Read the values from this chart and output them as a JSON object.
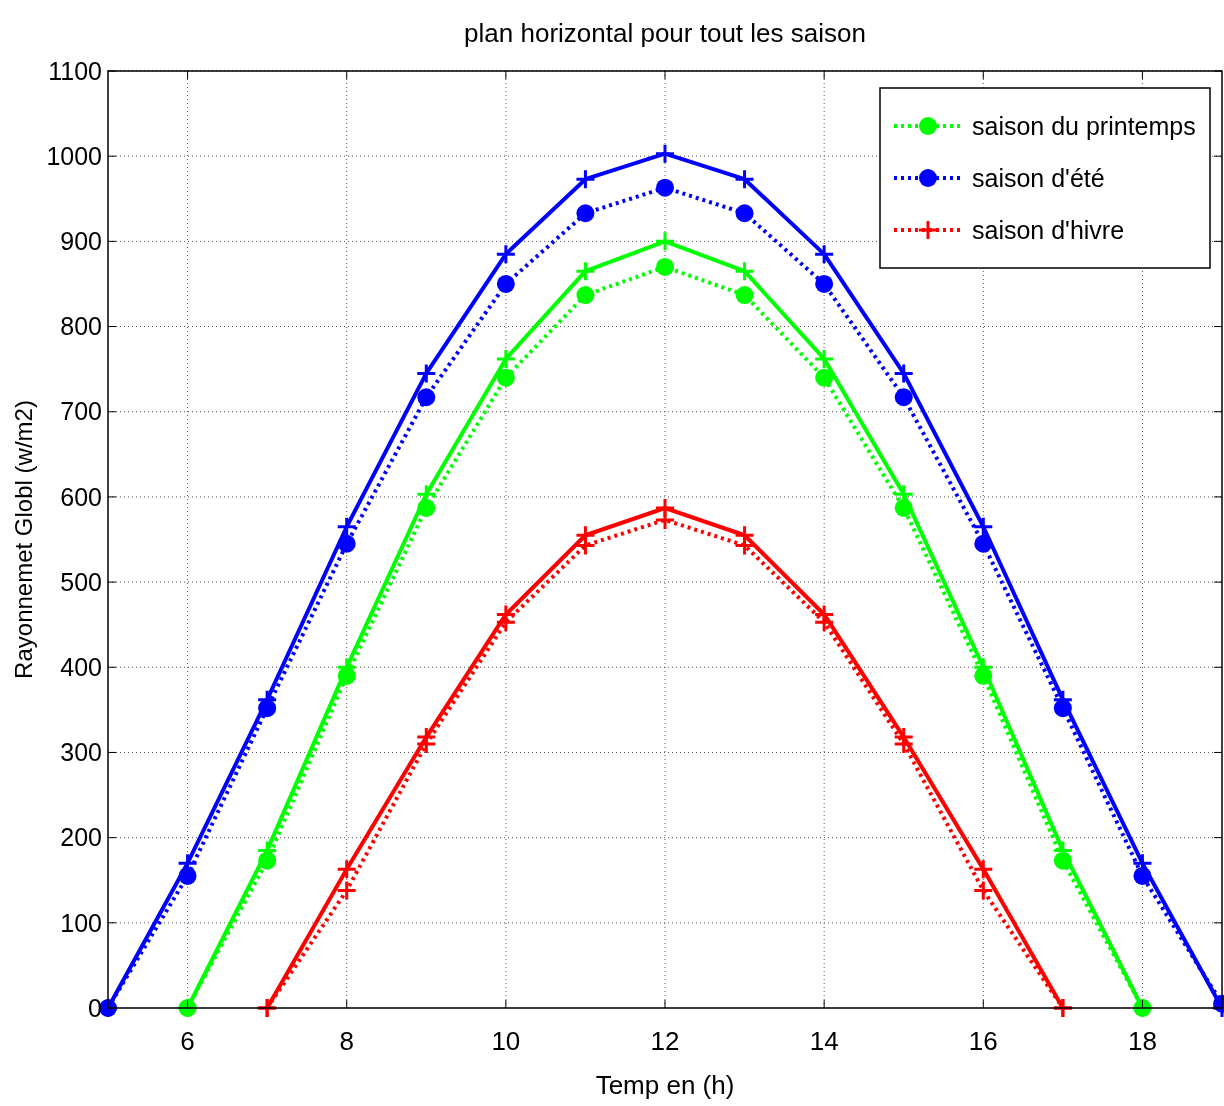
{
  "chart_data": {
    "type": "line",
    "title": "plan horizontal pour tout les saison",
    "xlabel": "Temp en (h)",
    "ylabel": "Rayonnemet Globl (w/m2)",
    "xlim": [
      5,
      19
    ],
    "xticks": [
      6,
      8,
      10,
      12,
      14,
      16,
      18
    ],
    "ylim": [
      0,
      1100
    ],
    "yticks": [
      0,
      100,
      200,
      300,
      400,
      500,
      600,
      700,
      800,
      900,
      1000,
      1100
    ],
    "grid": true,
    "legend": "top right",
    "series": [
      {
        "name": "saison du printemps",
        "color": "#00ff00",
        "line_style": "dotted",
        "marker": "circle",
        "x": [
          6,
          7,
          8,
          9,
          10,
          11,
          12,
          13,
          14,
          15,
          16,
          17,
          18
        ],
        "values": [
          0,
          173,
          390,
          587,
          740,
          837,
          870,
          837,
          740,
          587,
          390,
          173,
          0
        ]
      },
      {
        "name": "saison d'été",
        "color": "#0000ff",
        "line_style": "dotted",
        "marker": "circle",
        "x": [
          5,
          6,
          7,
          8,
          9,
          10,
          11,
          12,
          13,
          14,
          15,
          16,
          17,
          18,
          19
        ],
        "values": [
          0,
          155,
          352,
          545,
          717,
          850,
          933,
          963,
          933,
          850,
          717,
          545,
          352,
          155,
          5
        ]
      },
      {
        "name": "saison d'hivre",
        "color": "#ff0000",
        "line_style": "dotted",
        "marker": "cross",
        "x": [
          7,
          8,
          9,
          10,
          11,
          12,
          13,
          14,
          15,
          16,
          17
        ],
        "values": [
          0,
          138,
          310,
          453,
          543,
          573,
          543,
          453,
          310,
          138,
          0
        ]
      },
      {
        "color": "#00ff00",
        "line_style": "solid",
        "marker": "cross",
        "x": [
          6,
          7,
          8,
          9,
          10,
          11,
          12,
          13,
          14,
          15,
          16,
          17,
          18
        ],
        "values": [
          0,
          185,
          400,
          603,
          762,
          865,
          900,
          865,
          762,
          603,
          400,
          185,
          0
        ]
      },
      {
        "color": "#0000ff",
        "line_style": "solid",
        "marker": "cross",
        "x": [
          5,
          6,
          7,
          8,
          9,
          10,
          11,
          12,
          13,
          14,
          15,
          16,
          17,
          18,
          19
        ],
        "values": [
          0,
          170,
          362,
          565,
          745,
          885,
          973,
          1003,
          973,
          885,
          745,
          565,
          362,
          170,
          0
        ]
      },
      {
        "color": "#ff0000",
        "line_style": "solid",
        "marker": "cross",
        "x": [
          7,
          8,
          9,
          10,
          11,
          12,
          13,
          14,
          15,
          16,
          17
        ],
        "values": [
          0,
          163,
          318,
          462,
          555,
          587,
          555,
          462,
          318,
          163,
          0
        ]
      }
    ]
  }
}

────

Written exercise | Print the full listing exactly, dropping the pictures.

Response for this exercise |
Read the values from this chart and output them as a JSON object.
{
  "chart_data": {
    "type": "line",
    "title": "plan horizontal pour tout les saison",
    "xlabel": "Temp en (h)",
    "ylabel": "Rayonnemet Globl (w/m2)",
    "xlim": [
      5,
      19
    ],
    "xticks": [
      6,
      8,
      10,
      12,
      14,
      16,
      18
    ],
    "ylim": [
      0,
      1100
    ],
    "yticks": [
      0,
      100,
      200,
      300,
      400,
      500,
      600,
      700,
      800,
      900,
      1000,
      1100
    ],
    "grid": true,
    "legend": "top right",
    "series": [
      {
        "name": "saison du printemps",
        "color": "#00ff00",
        "line_style": "dotted",
        "marker": "circle",
        "x": [
          6,
          7,
          8,
          9,
          10,
          11,
          12,
          13,
          14,
          15,
          16,
          17,
          18
        ],
        "values": [
          0,
          173,
          390,
          587,
          740,
          837,
          870,
          837,
          740,
          587,
          390,
          173,
          0
        ]
      },
      {
        "name": "saison d'été",
        "color": "#0000ff",
        "line_style": "dotted",
        "marker": "circle",
        "x": [
          5,
          6,
          7,
          8,
          9,
          10,
          11,
          12,
          13,
          14,
          15,
          16,
          17,
          18,
          19
        ],
        "values": [
          0,
          155,
          352,
          545,
          717,
          850,
          933,
          963,
          933,
          850,
          717,
          545,
          352,
          155,
          5
        ]
      },
      {
        "name": "saison d'hivre",
        "color": "#ff0000",
        "line_style": "dotted",
        "marker": "cross",
        "x": [
          7,
          8,
          9,
          10,
          11,
          12,
          13,
          14,
          15,
          16,
          17
        ],
        "values": [
          0,
          138,
          310,
          453,
          543,
          573,
          543,
          453,
          310,
          138,
          0
        ]
      },
      {
        "color": "#00ff00",
        "line_style": "solid",
        "marker": "cross",
        "x": [
          6,
          7,
          8,
          9,
          10,
          11,
          12,
          13,
          14,
          15,
          16,
          17,
          18
        ],
        "values": [
          0,
          185,
          400,
          603,
          762,
          865,
          900,
          865,
          762,
          603,
          400,
          185,
          0
        ]
      },
      {
        "color": "#0000ff",
        "line_style": "solid",
        "marker": "cross",
        "x": [
          5,
          6,
          7,
          8,
          9,
          10,
          11,
          12,
          13,
          14,
          15,
          16,
          17,
          18,
          19
        ],
        "values": [
          0,
          170,
          362,
          565,
          745,
          885,
          973,
          1003,
          973,
          885,
          745,
          565,
          362,
          170,
          0
        ]
      },
      {
        "color": "#ff0000",
        "line_style": "solid",
        "marker": "cross",
        "x": [
          7,
          8,
          9,
          10,
          11,
          12,
          13,
          14,
          15,
          16,
          17
        ],
        "values": [
          0,
          163,
          318,
          462,
          555,
          587,
          555,
          462,
          318,
          163,
          0
        ]
      }
    ]
  }
}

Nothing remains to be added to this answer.